> [Aim of the task]: Isolate every line in the records below with "JSON" in it.

Recorded data
===

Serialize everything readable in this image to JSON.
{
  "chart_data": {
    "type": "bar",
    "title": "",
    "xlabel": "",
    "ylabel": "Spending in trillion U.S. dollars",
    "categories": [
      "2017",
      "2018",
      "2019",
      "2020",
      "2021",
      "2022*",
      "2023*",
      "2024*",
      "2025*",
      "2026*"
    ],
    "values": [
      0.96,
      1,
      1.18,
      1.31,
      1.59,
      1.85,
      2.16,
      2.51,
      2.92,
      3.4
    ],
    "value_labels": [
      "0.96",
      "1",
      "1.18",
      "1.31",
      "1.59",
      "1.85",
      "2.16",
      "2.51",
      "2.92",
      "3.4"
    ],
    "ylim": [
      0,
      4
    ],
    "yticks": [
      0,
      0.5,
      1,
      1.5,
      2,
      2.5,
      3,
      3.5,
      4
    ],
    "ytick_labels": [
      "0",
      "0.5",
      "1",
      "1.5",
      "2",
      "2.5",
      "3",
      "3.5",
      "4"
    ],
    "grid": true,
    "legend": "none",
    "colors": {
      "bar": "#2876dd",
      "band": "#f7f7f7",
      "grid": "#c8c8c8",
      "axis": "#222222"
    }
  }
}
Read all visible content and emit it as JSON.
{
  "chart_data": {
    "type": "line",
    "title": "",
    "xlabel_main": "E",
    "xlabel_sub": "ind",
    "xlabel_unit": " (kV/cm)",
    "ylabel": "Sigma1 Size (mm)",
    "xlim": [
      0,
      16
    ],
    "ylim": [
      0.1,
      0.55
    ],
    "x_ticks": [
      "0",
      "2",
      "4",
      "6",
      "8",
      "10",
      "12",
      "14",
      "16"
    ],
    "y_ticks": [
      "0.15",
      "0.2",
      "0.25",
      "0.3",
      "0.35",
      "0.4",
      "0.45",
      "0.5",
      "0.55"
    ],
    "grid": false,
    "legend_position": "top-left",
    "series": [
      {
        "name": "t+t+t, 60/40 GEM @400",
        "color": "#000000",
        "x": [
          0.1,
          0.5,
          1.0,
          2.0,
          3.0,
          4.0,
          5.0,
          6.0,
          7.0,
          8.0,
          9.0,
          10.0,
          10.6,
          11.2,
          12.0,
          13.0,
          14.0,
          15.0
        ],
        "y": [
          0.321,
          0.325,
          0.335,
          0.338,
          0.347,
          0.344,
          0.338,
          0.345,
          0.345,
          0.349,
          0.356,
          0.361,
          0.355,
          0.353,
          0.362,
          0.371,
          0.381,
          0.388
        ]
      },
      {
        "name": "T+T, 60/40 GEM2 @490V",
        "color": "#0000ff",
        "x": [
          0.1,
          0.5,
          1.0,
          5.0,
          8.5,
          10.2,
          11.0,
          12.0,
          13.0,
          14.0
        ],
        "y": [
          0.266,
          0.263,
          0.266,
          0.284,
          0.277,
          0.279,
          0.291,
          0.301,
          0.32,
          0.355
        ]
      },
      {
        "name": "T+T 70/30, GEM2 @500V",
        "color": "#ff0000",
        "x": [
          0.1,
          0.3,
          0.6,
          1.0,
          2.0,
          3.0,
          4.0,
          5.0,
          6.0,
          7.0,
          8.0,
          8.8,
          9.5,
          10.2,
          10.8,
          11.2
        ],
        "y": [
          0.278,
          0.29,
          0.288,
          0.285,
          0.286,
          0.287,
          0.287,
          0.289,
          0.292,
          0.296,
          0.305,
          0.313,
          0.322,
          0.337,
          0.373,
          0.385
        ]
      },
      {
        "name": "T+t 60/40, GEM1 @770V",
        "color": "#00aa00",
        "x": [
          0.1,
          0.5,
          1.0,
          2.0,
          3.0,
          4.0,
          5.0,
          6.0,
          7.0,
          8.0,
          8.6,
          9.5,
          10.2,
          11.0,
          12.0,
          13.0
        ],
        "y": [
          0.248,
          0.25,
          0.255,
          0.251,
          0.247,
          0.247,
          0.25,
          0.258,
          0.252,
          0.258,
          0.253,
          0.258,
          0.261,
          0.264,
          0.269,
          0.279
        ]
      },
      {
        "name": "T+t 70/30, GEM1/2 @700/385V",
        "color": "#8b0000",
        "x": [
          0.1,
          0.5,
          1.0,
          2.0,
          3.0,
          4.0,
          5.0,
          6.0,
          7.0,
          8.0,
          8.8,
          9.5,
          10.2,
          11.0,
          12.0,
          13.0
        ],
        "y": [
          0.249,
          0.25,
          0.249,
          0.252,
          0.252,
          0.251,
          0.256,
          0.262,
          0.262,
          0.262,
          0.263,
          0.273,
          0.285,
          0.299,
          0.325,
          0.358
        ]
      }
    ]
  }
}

===

> [The solution]:
Serialize everything readable in this image to JSON.
Read all visible content and emit it as JSON.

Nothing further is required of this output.